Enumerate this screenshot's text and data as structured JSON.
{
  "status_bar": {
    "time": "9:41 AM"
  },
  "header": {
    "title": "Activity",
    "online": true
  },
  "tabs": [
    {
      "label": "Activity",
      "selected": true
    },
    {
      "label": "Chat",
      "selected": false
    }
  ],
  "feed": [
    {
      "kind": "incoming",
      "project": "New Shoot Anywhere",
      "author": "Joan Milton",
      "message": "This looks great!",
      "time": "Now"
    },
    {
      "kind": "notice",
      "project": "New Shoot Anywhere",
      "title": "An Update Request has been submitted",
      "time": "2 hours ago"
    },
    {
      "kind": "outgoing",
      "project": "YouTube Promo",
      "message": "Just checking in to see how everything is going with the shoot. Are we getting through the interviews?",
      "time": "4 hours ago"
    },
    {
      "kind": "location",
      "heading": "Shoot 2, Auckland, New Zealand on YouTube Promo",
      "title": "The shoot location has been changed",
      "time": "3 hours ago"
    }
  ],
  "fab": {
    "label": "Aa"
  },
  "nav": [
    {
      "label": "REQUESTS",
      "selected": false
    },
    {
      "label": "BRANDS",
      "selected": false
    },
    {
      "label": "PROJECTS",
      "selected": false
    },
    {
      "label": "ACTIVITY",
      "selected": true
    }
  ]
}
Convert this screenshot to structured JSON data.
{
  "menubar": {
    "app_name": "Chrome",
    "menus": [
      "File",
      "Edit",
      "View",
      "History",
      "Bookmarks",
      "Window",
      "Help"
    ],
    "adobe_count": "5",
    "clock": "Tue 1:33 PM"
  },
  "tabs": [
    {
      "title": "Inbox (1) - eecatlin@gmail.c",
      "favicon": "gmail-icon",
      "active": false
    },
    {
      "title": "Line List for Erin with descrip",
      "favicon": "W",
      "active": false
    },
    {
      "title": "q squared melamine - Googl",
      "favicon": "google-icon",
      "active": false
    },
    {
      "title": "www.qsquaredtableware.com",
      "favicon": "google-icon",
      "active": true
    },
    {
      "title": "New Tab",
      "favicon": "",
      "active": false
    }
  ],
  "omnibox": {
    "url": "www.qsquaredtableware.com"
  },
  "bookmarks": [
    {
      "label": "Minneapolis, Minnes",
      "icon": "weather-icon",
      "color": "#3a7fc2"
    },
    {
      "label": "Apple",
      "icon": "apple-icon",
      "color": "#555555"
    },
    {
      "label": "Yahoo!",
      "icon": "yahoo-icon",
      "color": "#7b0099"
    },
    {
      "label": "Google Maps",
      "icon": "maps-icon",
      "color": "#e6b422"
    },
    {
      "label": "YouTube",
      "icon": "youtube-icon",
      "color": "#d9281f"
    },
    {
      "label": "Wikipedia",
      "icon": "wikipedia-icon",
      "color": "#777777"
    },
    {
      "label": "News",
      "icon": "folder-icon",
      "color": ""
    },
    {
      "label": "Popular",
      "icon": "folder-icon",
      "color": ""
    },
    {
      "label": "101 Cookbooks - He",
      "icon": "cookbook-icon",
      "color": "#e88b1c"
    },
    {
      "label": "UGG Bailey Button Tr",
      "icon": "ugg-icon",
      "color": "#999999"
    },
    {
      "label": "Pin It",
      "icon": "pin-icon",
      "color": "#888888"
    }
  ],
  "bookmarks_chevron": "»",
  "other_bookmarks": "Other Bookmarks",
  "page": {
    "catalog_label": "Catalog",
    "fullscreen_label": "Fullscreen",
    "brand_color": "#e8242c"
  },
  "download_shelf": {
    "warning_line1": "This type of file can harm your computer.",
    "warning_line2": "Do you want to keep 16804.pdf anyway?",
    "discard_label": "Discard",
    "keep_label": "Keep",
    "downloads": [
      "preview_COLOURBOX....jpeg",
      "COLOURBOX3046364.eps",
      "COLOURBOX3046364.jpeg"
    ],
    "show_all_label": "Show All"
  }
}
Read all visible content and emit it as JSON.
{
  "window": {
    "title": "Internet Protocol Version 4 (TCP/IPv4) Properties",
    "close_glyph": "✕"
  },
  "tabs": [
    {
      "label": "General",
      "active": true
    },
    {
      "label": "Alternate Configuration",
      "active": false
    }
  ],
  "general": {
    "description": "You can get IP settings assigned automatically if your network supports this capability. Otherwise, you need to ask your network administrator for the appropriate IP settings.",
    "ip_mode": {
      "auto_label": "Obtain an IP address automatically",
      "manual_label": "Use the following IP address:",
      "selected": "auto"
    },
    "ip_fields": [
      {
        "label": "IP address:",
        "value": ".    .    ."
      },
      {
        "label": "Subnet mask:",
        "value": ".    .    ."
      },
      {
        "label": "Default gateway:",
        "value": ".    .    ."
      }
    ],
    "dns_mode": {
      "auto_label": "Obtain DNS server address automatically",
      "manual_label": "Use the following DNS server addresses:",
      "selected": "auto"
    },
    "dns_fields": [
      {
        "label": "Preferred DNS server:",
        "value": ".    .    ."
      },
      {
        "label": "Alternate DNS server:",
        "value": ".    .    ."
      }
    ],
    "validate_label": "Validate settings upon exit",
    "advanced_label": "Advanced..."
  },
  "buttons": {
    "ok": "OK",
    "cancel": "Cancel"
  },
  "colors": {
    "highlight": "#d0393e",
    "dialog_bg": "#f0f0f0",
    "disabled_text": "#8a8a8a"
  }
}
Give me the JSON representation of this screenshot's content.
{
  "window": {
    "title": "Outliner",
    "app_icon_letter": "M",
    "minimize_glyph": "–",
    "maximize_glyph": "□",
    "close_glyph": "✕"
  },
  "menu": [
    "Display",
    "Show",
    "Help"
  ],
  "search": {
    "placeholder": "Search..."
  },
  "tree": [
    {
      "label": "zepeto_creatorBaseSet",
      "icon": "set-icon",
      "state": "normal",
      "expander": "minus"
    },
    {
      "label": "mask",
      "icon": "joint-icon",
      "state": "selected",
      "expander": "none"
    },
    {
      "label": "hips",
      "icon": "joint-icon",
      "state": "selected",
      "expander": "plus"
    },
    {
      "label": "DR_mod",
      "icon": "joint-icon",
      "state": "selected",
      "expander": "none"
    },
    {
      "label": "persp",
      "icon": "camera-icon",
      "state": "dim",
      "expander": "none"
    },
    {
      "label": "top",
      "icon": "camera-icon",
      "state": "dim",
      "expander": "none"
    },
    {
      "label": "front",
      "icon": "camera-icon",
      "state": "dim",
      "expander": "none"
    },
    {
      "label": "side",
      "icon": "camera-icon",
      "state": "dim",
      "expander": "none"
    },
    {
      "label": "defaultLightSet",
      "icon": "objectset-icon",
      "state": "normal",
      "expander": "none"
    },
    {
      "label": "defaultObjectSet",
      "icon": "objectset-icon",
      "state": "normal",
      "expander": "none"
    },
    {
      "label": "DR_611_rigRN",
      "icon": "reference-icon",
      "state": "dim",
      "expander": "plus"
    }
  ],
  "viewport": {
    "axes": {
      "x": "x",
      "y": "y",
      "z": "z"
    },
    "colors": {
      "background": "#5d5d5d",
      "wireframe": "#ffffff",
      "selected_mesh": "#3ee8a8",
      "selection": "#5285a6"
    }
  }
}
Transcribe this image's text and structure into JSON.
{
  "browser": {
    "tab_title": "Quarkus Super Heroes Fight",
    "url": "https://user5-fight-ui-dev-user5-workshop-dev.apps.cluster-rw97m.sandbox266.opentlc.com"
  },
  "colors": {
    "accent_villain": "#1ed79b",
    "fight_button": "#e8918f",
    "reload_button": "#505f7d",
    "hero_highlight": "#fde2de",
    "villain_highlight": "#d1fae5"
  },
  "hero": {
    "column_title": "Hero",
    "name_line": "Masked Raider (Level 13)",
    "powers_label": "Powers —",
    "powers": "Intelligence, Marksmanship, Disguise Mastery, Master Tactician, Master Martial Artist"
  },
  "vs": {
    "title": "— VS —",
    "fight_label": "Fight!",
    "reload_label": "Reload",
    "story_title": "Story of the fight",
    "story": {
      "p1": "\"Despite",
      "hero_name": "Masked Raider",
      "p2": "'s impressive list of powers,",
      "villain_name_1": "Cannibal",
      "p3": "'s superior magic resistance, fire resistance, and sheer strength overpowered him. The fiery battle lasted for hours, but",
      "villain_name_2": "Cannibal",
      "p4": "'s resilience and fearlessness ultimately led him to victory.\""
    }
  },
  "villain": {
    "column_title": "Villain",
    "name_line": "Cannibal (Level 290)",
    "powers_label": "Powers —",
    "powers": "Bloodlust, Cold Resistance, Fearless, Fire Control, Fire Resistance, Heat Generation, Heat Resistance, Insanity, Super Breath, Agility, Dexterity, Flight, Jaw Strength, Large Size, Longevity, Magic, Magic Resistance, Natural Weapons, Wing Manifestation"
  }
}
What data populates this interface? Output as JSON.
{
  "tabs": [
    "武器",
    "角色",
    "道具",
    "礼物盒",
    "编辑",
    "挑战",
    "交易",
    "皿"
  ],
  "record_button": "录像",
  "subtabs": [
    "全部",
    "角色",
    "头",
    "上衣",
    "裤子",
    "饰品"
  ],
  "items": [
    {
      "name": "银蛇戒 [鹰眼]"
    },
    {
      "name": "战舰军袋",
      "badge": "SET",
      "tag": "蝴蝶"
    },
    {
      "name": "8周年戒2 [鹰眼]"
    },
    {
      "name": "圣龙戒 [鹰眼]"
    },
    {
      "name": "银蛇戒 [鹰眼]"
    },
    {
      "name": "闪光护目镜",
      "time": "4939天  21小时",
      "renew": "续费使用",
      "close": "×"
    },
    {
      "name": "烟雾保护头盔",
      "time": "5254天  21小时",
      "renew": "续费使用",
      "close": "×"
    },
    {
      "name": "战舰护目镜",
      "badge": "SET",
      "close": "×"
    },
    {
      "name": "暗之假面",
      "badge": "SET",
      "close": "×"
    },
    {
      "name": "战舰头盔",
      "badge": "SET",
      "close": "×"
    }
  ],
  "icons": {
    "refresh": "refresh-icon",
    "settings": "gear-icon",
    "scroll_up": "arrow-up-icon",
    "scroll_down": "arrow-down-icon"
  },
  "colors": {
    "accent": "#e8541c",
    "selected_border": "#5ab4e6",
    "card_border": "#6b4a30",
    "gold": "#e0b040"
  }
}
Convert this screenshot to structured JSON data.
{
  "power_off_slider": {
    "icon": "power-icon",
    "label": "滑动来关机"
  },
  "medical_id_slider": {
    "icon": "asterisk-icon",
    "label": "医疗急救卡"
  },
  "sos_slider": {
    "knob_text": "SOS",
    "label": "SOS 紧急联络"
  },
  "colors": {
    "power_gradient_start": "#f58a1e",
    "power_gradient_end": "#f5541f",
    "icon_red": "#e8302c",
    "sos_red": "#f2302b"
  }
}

★ ★ ★ ★ ★

Report only the count of lines that include the string "Obtain".

■ Written response:
2